*EXERCISE*: Go through the lines below. Copy those with "import".

*MATERIAL PROVIDED*:
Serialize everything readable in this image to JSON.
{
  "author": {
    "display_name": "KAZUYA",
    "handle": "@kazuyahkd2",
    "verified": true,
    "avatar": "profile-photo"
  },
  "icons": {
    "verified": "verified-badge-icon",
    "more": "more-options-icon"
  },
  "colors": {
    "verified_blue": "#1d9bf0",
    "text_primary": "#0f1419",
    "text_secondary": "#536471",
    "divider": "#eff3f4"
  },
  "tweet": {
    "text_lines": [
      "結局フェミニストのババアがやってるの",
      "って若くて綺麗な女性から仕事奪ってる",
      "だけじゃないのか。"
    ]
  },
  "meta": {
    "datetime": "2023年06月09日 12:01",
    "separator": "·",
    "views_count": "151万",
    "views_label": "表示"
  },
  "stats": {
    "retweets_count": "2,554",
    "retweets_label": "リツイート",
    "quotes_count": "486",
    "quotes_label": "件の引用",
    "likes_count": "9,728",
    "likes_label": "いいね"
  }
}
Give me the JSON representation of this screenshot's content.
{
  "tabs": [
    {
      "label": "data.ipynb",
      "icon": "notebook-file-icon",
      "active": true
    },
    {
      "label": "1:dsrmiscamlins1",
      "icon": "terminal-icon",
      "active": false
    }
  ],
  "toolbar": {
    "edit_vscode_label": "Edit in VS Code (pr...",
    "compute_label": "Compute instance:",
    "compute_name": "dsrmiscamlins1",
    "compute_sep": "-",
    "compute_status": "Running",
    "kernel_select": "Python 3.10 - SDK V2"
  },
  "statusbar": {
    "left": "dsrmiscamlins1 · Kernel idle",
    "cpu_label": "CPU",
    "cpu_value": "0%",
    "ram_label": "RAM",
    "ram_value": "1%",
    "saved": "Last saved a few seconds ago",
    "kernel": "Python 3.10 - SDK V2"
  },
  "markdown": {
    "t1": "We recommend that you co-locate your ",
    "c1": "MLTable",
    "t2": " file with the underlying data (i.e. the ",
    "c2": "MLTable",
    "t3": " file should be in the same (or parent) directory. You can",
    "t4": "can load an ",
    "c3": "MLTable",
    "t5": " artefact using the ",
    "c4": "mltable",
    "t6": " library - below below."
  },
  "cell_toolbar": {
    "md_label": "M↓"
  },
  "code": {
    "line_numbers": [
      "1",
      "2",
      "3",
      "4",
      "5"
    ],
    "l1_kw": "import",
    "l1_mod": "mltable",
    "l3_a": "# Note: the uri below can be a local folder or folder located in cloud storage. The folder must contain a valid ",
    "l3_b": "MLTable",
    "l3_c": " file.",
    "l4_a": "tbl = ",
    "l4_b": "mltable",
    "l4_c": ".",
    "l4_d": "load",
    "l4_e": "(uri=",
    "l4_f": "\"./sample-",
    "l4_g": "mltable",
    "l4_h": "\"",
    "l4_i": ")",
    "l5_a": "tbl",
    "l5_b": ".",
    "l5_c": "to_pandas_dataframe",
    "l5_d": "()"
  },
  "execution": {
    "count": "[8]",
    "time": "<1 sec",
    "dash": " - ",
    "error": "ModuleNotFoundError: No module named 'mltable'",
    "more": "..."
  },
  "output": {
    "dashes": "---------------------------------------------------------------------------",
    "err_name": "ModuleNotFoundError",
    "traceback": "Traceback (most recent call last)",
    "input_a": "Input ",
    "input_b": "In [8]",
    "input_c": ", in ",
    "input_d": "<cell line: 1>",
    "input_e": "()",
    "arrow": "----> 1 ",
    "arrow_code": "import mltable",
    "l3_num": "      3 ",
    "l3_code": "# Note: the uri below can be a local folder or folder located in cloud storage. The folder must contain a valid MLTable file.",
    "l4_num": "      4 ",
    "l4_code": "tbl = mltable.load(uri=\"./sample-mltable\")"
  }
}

*THE COMPLETED TASK*:
    "l1_kw": "import",
    "arrow_code": "import mltable",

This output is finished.